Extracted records
>> Begin

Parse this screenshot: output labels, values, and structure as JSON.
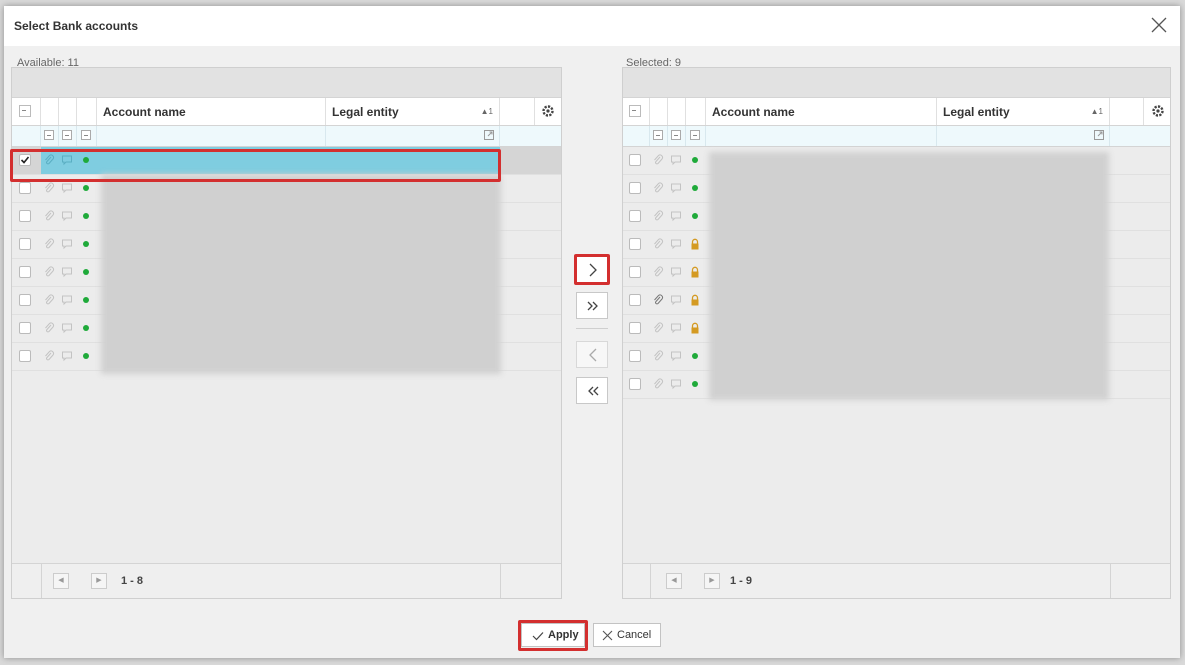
{
  "dialog": {
    "title": "Select Bank accounts"
  },
  "available": {
    "count_label": "Available: 11",
    "columns": {
      "account_name": "Account name",
      "legal_entity": "Legal entity",
      "sort_indicator": "▲1"
    },
    "pager_range": "1 - 8",
    "rows": [
      {
        "checked": true,
        "status": "active"
      },
      {
        "checked": false,
        "status": "active"
      },
      {
        "checked": false,
        "status": "active"
      },
      {
        "checked": false,
        "status": "active"
      },
      {
        "checked": false,
        "status": "active"
      },
      {
        "checked": false,
        "status": "active"
      },
      {
        "checked": false,
        "status": "active"
      },
      {
        "checked": false,
        "status": "active"
      }
    ]
  },
  "selected": {
    "count_label": "Selected: 9",
    "columns": {
      "account_name": "Account name",
      "legal_entity": "Legal entity",
      "sort_indicator": "▲1"
    },
    "pager_range": "1 - 9",
    "rows": [
      {
        "status": "active",
        "attachment": false
      },
      {
        "status": "active",
        "attachment": false
      },
      {
        "status": "active",
        "attachment": false
      },
      {
        "status": "locked",
        "attachment": false
      },
      {
        "status": "locked",
        "attachment": false
      },
      {
        "status": "locked",
        "attachment": true
      },
      {
        "status": "locked",
        "attachment": false
      },
      {
        "status": "active",
        "attachment": false
      },
      {
        "status": "active",
        "attachment": false
      }
    ]
  },
  "footer": {
    "apply_label": "Apply",
    "cancel_label": "Cancel"
  },
  "colors": {
    "selection": "#7fcde0",
    "highlight": "#d32f2f",
    "active_dot": "#1faa3a",
    "lock": "#d49a22"
  },
  "icons": [
    "close-icon",
    "settings-gear-icon",
    "attachment-icon",
    "comment-icon",
    "status-dot-icon",
    "lock-icon",
    "move-right-icon",
    "move-all-right-icon",
    "move-left-icon",
    "move-all-left-icon",
    "check-icon",
    "cancel-x-icon",
    "pager-prev-icon",
    "pager-next-icon",
    "expand-icon"
  ]
}
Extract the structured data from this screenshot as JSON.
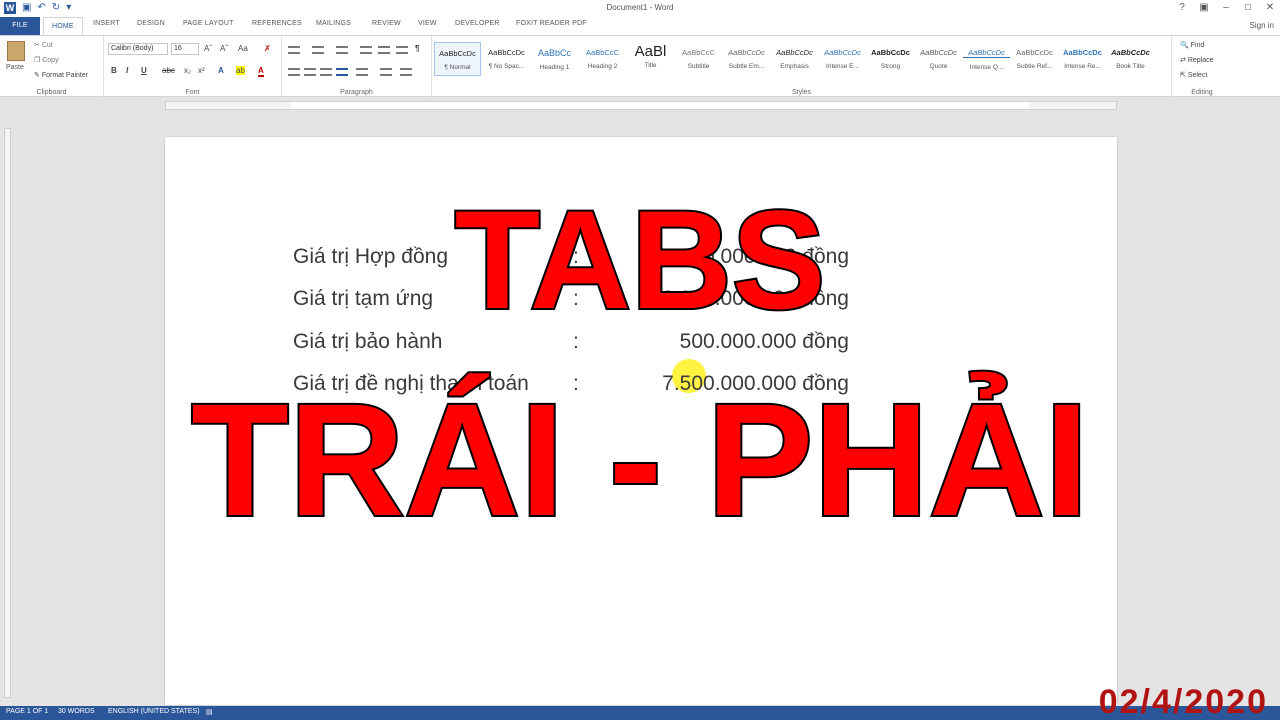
{
  "window": {
    "title": "Document1 - Word",
    "help": "?",
    "sign_in": "Sign in"
  },
  "quick_access": {
    "app_icon": "word-logo-icon",
    "save_icon": "save-icon",
    "undo_icon": "undo-icon",
    "redo_icon": "redo-icon",
    "customize_icon": "chevron-down-icon"
  },
  "tabs": [
    {
      "label": "FILE"
    },
    {
      "label": "HOME"
    },
    {
      "label": "INSERT"
    },
    {
      "label": "DESIGN"
    },
    {
      "label": "PAGE LAYOUT"
    },
    {
      "label": "REFERENCES"
    },
    {
      "label": "MAILINGS"
    },
    {
      "label": "REVIEW"
    },
    {
      "label": "VIEW"
    },
    {
      "label": "DEVELOPER"
    },
    {
      "label": "FOXIT READER PDF"
    }
  ],
  "ribbon": {
    "clipboard": {
      "label": "Clipboard",
      "paste": "Paste",
      "cut": "Cut",
      "copy": "Copy",
      "format_painter": "Format Painter"
    },
    "font": {
      "label": "Font",
      "font_name": "Calibri (Body)",
      "font_size": "16",
      "bold": "B",
      "italic": "I",
      "underline": "U"
    },
    "paragraph": {
      "label": "Paragraph"
    },
    "styles": {
      "label": "Styles",
      "items": [
        {
          "sample": "AaBbCcDc",
          "name": "¶ Normal"
        },
        {
          "sample": "AaBbCcDc",
          "name": "¶ No Spac..."
        },
        {
          "sample": "AaBbCc",
          "name": "Heading 1"
        },
        {
          "sample": "AaBbCcC",
          "name": "Heading 2"
        },
        {
          "sample": "AaBl",
          "name": "Title"
        },
        {
          "sample": "AaBbCcC",
          "name": "Subtitle"
        },
        {
          "sample": "AaBbCcDc",
          "name": "Subtle Em..."
        },
        {
          "sample": "AaBbCcDc",
          "name": "Emphasis"
        },
        {
          "sample": "AaBbCcDc",
          "name": "Intense E..."
        },
        {
          "sample": "AaBbCcDc",
          "name": "Strong"
        },
        {
          "sample": "AaBbCcDc",
          "name": "Quote"
        },
        {
          "sample": "AaBbCcDc",
          "name": "Intense Q..."
        },
        {
          "sample": "AaBbCcDc",
          "name": "Subtle Ref..."
        },
        {
          "sample": "AaBbCcDc",
          "name": "Intense Re..."
        },
        {
          "sample": "AaBbCcDc",
          "name": "Book Title"
        }
      ]
    },
    "editing": {
      "label": "Editing",
      "find": "Find",
      "replace": "Replace",
      "select": "Select"
    }
  },
  "document": {
    "rows": [
      {
        "label": "Giá trị Hợp đồng",
        "colon": ":",
        "value": "10.000.000.000 đồng"
      },
      {
        "label": "Giá trị tạm ứng",
        "colon": ":",
        "value": "2.000.000.000 đồng"
      },
      {
        "label": "Giá trị bảo hành",
        "colon": ":",
        "value": "500.000.000 đồng"
      },
      {
        "label": "Giá trị đề nghị thanh toán",
        "colon": ":",
        "value": "7.500.000.000 đồng"
      }
    ]
  },
  "overlay": {
    "line1": "TABS",
    "line2": "TRÁI - PHẢI"
  },
  "status_bar": {
    "page": "PAGE 1 OF 1",
    "words": "30 WORDS",
    "language": "ENGLISH (UNITED STATES)"
  },
  "date_stamp": "02/4/2020",
  "colors": {
    "accent": "#2b579a",
    "overlay_text": "#ff0000",
    "overlay_outline": "#000000",
    "date_stamp": "#b11212",
    "cursor_highlight": "#ffee00"
  }
}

>> End

» EXERCISE:
Without including any pictures, please restate all the records exactly.

» EXPECTED OUTPUT:
Parse this screenshot: output labels, values, and structure as JSON.
{
  "dialog": {
    "title": "Select Bank accounts"
  },
  "available": {
    "count_label": "Available: 11",
    "columns": {
      "account_name": "Account name",
      "legal_entity": "Legal entity",
      "sort_indicator": "▲1"
    },
    "pager_range": "1 - 8",
    "rows": [
      {
        "checked": true,
        "status": "active"
      },
      {
        "checked": false,
        "status": "active"
      },
      {
        "checked": false,
        "status": "active"
      },
      {
        "checked": false,
        "status": "active"
      },
      {
        "checked": false,
        "status": "active"
      },
      {
        "checked": false,
        "status": "active"
      },
      {
        "checked": false,
        "status": "active"
      },
      {
        "checked": false,
        "status": "active"
      }
    ]
  },
  "selected": {
    "count_label": "Selected: 9",
    "columns": {
      "account_name": "Account name",
      "legal_entity": "Legal entity",
      "sort_indicator": "▲1"
    },
    "pager_range": "1 - 9",
    "rows": [
      {
        "status": "active",
        "attachment": false
      },
      {
        "status": "active",
        "attachment": false
      },
      {
        "status": "active",
        "attachment": false
      },
      {
        "status": "locked",
        "attachment": false
      },
      {
        "status": "locked",
        "attachment": false
      },
      {
        "status": "locked",
        "attachment": true
      },
      {
        "status": "locked",
        "attachment": false
      },
      {
        "status": "active",
        "attachment": false
      },
      {
        "status": "active",
        "attachment": false
      }
    ]
  },
  "footer": {
    "apply_label": "Apply",
    "cancel_label": "Cancel"
  },
  "colors": {
    "selection": "#7fcde0",
    "highlight": "#d32f2f",
    "active_dot": "#1faa3a",
    "lock": "#d49a22"
  },
  "icons": [
    "close-icon",
    "settings-gear-icon",
    "attachment-icon",
    "comment-icon",
    "status-dot-icon",
    "lock-icon",
    "move-right-icon",
    "move-all-right-icon",
    "move-left-icon",
    "move-all-left-icon",
    "check-icon",
    "cancel-x-icon",
    "pager-prev-icon",
    "pager-next-icon",
    "expand-icon"
  ]
}
Extract the structured data from this screenshot as JSON.
{
  "window": {
    "title": "Document1 - Word",
    "help": "?",
    "sign_in": "Sign in"
  },
  "quick_access": {
    "app_icon": "word-logo-icon",
    "save_icon": "save-icon",
    "undo_icon": "undo-icon",
    "redo_icon": "redo-icon",
    "customize_icon": "chevron-down-icon"
  },
  "tabs": [
    {
      "label": "FILE"
    },
    {
      "label": "HOME"
    },
    {
      "label": "INSERT"
    },
    {
      "label": "DESIGN"
    },
    {
      "label": "PAGE LAYOUT"
    },
    {
      "label": "REFERENCES"
    },
    {
      "label": "MAILINGS"
    },
    {
      "label": "REVIEW"
    },
    {
      "label": "VIEW"
    },
    {
      "label": "DEVELOPER"
    },
    {
      "label": "FOXIT READER PDF"
    }
  ],
  "ribbon": {
    "clipboard": {
      "label": "Clipboard",
      "paste": "Paste",
      "cut": "Cut",
      "copy": "Copy",
      "format_painter": "Format Painter"
    },
    "font": {
      "label": "Font",
      "font_name": "Calibri (Body)",
      "font_size": "16",
      "bold": "B",
      "italic": "I",
      "underline": "U"
    },
    "paragraph": {
      "label": "Paragraph"
    },
    "styles": {
      "label": "Styles",
      "items": [
        {
          "sample": "AaBbCcDc",
          "name": "¶ Normal"
        },
        {
          "sample": "AaBbCcDc",
          "name": "¶ No Spac..."
        },
        {
          "sample": "AaBbCc",
          "name": "Heading 1"
        },
        {
          "sample": "AaBbCcC",
          "name": "Heading 2"
        },
        {
          "sample": "AaBl",
          "name": "Title"
        },
        {
          "sample": "AaBbCcC",
          "name": "Subtitle"
        },
        {
          "sample": "AaBbCcDc",
          "name": "Subtle Em..."
        },
        {
          "sample": "AaBbCcDc",
          "name": "Emphasis"
        },
        {
          "sample": "AaBbCcDc",
          "name": "Intense E..."
        },
        {
          "sample": "AaBbCcDc",
          "name": "Strong"
        },
        {
          "sample": "AaBbCcDc",
          "name": "Quote"
        },
        {
          "sample": "AaBbCcDc",
          "name": "Intense Q..."
        },
        {
          "sample": "AaBbCcDc",
          "name": "Subtle Ref..."
        },
        {
          "sample": "AaBbCcDc",
          "name": "Intense Re..."
        },
        {
          "sample": "AaBbCcDc",
          "name": "Book Title"
        }
      ]
    },
    "editing": {
      "label": "Editing",
      "find": "Find",
      "replace": "Replace",
      "select": "Select"
    }
  },
  "document": {
    "rows": [
      {
        "label": "Giá trị Hợp đồng",
        "colon": ":",
        "value": "10.000.000.000 đồng"
      },
      {
        "label": "Giá trị tạm ứng",
        "colon": ":",
        "value": "2.000.000.000 đồng"
      },
      {
        "label": "Giá trị bảo hành",
        "colon": ":",
        "value": "500.000.000 đồng"
      },
      {
        "label": "Giá trị đề nghị thanh toán",
        "colon": ":",
        "value": "7.500.000.000 đồng"
      }
    ]
  },
  "overlay": {
    "line1": "TABS",
    "line2": "TRÁI - PHẢI"
  },
  "status_bar": {
    "page": "PAGE 1 OF 1",
    "words": "30 WORDS",
    "language": "ENGLISH (UNITED STATES)"
  },
  "date_stamp": "02/4/2020",
  "colors": {
    "accent": "#2b579a",
    "overlay_text": "#ff0000",
    "overlay_outline": "#000000",
    "date_stamp": "#b11212",
    "cursor_highlight": "#ffee00"
  }
}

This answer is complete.